** Begin MATERIAL SUPPLIED **
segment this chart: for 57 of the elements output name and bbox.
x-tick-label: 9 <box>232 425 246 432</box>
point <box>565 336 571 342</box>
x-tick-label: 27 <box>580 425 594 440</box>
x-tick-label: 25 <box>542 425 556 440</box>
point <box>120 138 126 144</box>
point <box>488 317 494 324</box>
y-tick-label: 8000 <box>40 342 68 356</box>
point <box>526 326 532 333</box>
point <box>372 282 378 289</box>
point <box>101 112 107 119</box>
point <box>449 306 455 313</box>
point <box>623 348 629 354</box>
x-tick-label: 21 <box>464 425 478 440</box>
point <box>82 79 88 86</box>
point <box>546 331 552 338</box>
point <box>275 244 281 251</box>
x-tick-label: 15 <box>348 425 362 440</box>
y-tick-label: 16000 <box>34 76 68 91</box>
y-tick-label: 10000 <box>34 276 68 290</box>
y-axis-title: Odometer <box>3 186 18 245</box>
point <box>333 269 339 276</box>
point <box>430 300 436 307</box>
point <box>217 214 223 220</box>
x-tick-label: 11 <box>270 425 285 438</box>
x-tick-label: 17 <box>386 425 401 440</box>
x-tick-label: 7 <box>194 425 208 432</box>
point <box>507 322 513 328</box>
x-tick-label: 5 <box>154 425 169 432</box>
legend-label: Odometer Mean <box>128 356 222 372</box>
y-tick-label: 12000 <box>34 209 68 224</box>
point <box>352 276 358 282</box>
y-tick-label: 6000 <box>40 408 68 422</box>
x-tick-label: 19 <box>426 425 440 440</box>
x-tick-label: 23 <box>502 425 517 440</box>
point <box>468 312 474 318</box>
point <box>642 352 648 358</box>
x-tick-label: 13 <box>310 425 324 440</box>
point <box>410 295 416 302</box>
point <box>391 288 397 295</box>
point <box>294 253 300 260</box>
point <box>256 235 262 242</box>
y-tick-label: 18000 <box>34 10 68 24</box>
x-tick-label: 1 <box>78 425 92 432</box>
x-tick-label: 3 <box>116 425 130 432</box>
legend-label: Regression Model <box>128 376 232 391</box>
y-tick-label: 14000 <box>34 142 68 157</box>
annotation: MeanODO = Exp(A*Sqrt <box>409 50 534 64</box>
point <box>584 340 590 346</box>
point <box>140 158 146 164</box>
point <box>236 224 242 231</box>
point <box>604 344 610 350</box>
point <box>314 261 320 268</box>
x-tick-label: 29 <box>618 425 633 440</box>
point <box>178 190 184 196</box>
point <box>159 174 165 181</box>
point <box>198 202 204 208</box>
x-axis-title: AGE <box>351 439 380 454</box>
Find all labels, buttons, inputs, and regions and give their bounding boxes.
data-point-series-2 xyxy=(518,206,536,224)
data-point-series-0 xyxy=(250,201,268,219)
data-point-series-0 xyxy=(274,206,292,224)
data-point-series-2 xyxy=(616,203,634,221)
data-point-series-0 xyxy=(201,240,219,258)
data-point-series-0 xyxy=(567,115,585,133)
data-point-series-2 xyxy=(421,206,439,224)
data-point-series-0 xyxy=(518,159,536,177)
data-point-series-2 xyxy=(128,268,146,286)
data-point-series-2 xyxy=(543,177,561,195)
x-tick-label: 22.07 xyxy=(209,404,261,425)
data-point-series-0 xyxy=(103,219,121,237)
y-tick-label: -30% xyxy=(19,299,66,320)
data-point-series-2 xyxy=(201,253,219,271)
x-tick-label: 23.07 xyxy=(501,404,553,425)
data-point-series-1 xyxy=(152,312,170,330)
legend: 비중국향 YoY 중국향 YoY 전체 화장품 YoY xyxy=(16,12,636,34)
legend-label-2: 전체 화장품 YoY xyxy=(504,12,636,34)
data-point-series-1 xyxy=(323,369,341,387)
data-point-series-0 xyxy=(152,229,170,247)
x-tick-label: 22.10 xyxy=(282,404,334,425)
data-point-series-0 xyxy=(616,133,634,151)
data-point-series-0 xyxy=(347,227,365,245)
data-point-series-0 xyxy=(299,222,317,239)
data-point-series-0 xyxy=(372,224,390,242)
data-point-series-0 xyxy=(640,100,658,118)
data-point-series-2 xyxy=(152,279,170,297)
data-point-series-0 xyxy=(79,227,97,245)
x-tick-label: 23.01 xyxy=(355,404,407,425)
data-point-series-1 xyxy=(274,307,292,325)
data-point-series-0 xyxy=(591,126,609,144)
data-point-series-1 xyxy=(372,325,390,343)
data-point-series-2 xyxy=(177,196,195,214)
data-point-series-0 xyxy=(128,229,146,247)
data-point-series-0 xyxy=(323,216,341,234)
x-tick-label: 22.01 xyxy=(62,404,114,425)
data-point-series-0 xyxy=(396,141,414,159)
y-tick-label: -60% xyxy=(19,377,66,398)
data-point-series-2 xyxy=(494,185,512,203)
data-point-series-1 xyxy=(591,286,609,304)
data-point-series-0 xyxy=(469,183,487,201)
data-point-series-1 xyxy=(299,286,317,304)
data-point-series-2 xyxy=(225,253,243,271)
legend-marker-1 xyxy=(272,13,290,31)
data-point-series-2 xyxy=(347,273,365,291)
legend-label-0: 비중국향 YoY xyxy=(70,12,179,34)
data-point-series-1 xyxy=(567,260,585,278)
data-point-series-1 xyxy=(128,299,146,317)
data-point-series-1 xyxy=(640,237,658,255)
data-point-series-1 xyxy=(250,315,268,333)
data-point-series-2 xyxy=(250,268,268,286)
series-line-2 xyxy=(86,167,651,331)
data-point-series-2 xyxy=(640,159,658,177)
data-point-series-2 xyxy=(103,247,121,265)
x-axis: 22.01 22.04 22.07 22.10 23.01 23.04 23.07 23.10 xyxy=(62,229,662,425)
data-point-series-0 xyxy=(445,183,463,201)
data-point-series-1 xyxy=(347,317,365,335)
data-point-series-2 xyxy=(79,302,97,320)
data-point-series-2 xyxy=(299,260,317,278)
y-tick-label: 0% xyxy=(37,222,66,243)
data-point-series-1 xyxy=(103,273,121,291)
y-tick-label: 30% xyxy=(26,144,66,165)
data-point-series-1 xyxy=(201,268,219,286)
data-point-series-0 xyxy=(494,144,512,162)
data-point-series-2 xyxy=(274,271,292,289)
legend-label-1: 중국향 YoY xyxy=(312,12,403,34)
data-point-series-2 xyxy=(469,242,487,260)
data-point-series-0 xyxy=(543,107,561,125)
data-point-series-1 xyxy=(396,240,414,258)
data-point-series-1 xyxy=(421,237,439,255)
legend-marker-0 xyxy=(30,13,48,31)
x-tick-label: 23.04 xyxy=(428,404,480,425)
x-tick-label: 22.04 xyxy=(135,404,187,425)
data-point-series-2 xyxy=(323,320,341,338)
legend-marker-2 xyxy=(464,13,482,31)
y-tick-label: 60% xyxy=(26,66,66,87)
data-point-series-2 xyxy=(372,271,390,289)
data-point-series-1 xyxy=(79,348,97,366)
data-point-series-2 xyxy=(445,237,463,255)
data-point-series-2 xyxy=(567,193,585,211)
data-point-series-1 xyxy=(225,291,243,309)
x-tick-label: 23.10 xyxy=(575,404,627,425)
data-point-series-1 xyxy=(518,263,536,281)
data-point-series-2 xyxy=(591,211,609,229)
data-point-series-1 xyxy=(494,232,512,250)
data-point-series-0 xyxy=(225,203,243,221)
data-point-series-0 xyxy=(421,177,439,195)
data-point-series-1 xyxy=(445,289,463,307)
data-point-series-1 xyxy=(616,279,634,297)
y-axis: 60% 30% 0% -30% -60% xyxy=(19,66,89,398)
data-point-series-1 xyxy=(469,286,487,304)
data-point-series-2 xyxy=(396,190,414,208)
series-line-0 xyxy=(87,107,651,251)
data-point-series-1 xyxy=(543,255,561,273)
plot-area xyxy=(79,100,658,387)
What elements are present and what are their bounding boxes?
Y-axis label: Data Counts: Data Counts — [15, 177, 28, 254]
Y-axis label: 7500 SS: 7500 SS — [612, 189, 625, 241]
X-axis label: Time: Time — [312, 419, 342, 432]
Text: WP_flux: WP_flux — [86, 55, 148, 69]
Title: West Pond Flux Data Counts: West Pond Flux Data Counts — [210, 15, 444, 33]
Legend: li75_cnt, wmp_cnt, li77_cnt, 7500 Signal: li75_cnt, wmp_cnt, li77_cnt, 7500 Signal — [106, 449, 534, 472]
** End MATERIAL SUPPLIED **
- [WHAT NEEDS TO BE DONE]:
Copy out, verbatim, the material from its first line through the line containing "y-tick-label: 16000 <box>34 76 68 91</box>", both included.

- [TASK RESULT]:
segment this chart: for 57 of the elements output name and bbox.
x-tick-label: 9 <box>232 425 246 432</box>
point <box>565 336 571 342</box>
x-tick-label: 27 <box>580 425 594 440</box>
x-tick-label: 25 <box>542 425 556 440</box>
point <box>120 138 126 144</box>
point <box>488 317 494 324</box>
y-tick-label: 8000 <box>40 342 68 356</box>
point <box>526 326 532 333</box>
point <box>372 282 378 289</box>
point <box>101 112 107 119</box>
point <box>449 306 455 313</box>
point <box>623 348 629 354</box>
x-tick-label: 21 <box>464 425 478 440</box>
point <box>82 79 88 86</box>
point <box>546 331 552 338</box>
point <box>275 244 281 251</box>
x-tick-label: 15 <box>348 425 362 440</box>
y-tick-label: 16000 <box>34 76 68 91</box>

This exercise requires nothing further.